Layout annotation records:
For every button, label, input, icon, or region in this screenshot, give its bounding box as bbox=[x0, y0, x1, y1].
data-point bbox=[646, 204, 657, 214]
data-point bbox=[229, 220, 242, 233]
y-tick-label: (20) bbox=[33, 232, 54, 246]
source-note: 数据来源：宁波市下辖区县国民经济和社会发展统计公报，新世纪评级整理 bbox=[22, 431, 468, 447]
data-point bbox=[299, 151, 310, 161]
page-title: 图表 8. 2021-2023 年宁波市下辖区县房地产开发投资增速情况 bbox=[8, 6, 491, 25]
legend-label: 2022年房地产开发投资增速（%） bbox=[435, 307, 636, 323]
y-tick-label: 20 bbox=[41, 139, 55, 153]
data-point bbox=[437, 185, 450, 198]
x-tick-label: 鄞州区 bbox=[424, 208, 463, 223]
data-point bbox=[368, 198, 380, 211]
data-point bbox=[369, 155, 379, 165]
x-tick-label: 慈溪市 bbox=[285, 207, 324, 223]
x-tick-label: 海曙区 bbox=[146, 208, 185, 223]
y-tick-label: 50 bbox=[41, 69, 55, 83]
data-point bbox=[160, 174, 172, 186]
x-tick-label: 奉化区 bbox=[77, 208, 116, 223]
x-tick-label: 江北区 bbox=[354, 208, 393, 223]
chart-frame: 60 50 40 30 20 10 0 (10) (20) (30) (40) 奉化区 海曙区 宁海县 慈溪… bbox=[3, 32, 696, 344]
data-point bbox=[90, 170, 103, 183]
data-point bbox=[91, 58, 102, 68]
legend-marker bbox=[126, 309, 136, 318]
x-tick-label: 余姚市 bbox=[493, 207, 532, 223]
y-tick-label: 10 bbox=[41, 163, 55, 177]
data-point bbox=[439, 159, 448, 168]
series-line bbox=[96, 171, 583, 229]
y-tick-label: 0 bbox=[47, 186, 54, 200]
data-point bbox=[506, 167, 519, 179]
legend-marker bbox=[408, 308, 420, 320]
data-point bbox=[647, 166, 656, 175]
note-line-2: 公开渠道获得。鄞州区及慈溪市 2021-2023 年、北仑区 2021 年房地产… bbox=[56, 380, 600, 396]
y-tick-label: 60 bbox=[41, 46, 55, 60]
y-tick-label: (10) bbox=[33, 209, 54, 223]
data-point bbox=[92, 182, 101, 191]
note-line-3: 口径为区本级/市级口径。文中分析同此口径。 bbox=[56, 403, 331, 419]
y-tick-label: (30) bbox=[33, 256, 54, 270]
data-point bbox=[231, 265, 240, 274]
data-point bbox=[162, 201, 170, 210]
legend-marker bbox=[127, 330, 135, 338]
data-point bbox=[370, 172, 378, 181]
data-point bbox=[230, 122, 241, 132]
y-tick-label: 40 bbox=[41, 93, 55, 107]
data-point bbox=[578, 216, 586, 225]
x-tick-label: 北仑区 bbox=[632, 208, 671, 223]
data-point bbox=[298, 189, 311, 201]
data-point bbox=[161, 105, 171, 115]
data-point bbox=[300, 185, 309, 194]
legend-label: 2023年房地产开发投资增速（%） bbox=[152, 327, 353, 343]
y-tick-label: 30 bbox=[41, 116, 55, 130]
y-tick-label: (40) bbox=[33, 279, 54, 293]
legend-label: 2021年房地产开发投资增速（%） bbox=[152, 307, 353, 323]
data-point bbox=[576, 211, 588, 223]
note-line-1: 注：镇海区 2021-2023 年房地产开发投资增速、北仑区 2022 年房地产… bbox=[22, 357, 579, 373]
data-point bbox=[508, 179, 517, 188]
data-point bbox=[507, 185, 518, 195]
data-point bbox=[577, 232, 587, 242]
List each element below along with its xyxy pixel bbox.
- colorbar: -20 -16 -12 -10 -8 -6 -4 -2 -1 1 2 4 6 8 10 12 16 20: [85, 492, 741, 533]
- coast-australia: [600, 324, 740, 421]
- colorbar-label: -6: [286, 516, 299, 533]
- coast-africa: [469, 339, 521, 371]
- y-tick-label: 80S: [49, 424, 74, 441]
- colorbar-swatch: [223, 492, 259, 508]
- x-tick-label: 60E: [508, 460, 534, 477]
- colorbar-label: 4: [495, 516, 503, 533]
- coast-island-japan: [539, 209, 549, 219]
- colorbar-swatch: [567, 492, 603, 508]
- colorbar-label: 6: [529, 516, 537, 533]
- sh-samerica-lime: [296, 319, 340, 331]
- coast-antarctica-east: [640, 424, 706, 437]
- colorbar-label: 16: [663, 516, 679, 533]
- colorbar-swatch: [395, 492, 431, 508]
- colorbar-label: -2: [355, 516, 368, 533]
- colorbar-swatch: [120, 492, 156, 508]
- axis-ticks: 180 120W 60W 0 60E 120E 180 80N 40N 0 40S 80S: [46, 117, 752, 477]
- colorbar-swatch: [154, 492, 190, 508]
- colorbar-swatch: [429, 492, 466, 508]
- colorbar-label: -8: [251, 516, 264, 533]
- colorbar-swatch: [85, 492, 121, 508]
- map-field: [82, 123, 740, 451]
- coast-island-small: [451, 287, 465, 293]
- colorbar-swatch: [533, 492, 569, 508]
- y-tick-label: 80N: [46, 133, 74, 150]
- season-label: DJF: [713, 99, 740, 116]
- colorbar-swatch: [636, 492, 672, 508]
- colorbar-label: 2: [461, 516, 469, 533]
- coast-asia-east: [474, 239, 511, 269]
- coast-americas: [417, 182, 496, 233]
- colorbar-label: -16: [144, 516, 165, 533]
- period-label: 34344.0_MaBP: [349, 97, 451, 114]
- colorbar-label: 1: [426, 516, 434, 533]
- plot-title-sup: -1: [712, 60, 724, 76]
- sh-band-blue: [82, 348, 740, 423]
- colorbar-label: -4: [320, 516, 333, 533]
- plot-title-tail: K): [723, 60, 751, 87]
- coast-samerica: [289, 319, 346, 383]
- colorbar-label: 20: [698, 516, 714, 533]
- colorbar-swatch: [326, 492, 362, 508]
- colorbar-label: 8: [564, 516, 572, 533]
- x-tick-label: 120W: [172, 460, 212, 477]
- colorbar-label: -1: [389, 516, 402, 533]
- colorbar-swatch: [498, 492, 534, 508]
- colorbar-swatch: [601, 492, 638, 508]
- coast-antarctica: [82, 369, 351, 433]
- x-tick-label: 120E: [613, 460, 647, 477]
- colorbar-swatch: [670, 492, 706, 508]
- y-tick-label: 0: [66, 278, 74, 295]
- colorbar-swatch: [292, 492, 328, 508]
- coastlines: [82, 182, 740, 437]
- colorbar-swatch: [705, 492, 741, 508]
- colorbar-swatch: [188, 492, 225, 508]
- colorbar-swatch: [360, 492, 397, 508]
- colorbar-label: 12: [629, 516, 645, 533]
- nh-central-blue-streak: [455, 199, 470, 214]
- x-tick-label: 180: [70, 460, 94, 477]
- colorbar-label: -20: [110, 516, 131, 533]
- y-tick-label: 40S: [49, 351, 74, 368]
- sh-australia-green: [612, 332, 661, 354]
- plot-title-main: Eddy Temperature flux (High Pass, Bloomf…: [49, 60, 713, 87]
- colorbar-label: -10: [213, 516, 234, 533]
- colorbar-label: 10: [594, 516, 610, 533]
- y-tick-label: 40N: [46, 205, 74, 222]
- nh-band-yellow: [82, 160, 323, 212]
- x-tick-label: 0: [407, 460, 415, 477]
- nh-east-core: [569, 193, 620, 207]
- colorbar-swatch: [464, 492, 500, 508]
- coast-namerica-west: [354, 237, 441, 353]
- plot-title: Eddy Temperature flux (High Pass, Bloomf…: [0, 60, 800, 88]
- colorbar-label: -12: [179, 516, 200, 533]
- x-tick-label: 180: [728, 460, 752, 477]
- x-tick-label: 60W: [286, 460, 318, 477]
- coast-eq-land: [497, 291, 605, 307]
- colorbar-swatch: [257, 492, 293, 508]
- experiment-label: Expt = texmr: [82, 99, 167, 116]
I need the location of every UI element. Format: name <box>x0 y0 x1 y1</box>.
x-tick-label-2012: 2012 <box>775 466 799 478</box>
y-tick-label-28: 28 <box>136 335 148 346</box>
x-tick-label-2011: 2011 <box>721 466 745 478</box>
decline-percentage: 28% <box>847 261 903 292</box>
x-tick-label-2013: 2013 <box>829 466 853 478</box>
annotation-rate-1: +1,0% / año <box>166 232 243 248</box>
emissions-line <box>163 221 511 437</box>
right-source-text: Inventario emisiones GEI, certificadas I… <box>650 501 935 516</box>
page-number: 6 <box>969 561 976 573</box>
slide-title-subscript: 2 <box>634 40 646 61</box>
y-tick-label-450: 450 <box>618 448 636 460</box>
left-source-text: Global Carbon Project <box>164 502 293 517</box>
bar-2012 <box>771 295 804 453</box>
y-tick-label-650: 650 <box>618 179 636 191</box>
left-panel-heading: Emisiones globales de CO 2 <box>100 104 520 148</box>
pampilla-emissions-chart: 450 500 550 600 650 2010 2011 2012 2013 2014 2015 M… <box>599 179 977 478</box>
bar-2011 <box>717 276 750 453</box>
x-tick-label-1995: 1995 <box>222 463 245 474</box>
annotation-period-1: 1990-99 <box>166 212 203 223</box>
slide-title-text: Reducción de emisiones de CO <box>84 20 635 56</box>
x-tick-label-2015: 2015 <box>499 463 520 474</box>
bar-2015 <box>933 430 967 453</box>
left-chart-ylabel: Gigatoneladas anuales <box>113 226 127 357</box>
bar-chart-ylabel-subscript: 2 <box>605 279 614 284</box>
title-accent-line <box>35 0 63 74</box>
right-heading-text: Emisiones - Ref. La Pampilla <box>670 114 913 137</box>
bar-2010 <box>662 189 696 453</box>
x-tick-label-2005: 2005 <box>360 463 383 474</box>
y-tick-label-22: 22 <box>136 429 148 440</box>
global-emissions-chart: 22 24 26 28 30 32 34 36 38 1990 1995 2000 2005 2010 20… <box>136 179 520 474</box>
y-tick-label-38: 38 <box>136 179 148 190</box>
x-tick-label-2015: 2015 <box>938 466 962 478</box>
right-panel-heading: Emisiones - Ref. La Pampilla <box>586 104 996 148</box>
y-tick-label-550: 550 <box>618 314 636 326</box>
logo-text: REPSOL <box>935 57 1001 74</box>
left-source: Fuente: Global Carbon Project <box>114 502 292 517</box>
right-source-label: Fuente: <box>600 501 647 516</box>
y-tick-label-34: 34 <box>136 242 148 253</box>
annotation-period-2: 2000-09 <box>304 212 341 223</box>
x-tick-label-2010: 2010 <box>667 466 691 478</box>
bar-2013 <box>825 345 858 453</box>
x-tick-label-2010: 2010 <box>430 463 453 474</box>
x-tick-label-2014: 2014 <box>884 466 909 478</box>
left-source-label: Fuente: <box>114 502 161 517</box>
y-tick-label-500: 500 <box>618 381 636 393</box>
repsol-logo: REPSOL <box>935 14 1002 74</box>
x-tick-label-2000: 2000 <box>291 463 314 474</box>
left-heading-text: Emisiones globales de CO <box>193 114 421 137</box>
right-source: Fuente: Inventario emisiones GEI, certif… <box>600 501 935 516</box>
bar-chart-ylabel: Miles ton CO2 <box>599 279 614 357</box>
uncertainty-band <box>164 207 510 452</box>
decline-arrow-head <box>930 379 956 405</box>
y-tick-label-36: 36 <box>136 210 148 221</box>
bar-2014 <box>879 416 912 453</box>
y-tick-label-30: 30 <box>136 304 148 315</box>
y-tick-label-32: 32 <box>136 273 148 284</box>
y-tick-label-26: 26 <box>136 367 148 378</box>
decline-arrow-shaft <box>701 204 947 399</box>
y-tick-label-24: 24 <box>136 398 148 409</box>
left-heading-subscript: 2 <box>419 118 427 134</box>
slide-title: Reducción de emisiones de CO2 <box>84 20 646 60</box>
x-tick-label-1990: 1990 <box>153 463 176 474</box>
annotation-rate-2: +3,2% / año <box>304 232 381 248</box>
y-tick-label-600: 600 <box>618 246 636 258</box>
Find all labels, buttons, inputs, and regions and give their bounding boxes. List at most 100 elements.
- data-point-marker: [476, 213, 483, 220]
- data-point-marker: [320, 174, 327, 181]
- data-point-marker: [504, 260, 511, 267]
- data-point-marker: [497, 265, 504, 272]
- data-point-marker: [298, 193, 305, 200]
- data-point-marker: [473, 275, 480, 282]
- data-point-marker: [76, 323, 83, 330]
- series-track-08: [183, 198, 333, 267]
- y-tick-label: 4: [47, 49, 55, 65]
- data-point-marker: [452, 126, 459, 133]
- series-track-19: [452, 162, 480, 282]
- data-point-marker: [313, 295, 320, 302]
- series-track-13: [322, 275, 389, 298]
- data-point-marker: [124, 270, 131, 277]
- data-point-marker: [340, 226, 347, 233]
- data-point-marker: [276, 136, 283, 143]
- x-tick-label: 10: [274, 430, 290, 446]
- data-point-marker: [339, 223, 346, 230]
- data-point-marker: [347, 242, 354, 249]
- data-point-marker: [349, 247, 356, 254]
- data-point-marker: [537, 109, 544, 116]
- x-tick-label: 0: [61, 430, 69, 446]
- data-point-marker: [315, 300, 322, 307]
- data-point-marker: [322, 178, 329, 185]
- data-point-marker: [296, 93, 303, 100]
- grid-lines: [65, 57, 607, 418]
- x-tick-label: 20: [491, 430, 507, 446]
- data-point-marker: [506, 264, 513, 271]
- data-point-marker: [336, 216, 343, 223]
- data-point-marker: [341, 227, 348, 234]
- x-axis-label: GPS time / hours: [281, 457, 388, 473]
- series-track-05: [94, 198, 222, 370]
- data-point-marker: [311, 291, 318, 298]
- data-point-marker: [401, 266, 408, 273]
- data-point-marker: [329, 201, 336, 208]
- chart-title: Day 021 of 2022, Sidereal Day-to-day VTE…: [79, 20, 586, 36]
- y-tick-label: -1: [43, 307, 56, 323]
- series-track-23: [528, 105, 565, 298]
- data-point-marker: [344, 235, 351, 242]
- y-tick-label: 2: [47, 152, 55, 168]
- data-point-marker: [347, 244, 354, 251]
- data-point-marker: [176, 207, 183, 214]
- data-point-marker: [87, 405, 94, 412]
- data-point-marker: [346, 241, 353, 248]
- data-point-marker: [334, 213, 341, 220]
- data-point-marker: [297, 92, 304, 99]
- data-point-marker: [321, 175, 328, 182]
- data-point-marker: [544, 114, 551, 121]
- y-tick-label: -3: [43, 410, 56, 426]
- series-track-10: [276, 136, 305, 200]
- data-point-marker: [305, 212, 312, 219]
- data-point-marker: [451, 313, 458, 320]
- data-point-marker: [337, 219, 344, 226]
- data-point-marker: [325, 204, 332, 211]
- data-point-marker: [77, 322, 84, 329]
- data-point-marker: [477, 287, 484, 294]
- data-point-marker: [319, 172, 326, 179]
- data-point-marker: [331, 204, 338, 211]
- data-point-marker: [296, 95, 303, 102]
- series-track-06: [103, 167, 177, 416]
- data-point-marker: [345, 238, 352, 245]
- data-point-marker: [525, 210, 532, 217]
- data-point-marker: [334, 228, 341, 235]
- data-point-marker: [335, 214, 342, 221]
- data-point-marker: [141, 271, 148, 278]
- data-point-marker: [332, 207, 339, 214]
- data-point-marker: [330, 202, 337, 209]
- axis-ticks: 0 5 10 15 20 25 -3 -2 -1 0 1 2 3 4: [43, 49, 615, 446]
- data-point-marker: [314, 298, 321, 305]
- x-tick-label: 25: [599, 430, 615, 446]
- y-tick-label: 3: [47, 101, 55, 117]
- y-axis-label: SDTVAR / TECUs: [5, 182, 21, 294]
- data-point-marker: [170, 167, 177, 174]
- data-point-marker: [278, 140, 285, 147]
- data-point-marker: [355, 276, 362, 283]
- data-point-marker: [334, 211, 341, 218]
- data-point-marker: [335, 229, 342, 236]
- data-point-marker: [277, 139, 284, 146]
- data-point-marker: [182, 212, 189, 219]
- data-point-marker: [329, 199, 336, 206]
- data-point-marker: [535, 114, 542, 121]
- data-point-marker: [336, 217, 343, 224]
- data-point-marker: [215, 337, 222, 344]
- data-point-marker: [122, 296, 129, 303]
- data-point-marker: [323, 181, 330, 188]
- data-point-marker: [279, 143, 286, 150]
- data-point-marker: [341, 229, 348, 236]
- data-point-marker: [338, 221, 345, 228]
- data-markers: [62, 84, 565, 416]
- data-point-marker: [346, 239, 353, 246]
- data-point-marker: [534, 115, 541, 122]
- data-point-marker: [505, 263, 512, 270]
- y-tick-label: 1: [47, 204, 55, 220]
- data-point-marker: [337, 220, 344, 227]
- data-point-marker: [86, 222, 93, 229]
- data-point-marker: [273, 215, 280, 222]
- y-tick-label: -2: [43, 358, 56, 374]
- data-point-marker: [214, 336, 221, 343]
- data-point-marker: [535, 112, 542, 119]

### STATED PROBLEM
How many lines of the listing above contain the string "source"? Reply with the number only.

### TASK RESULT
7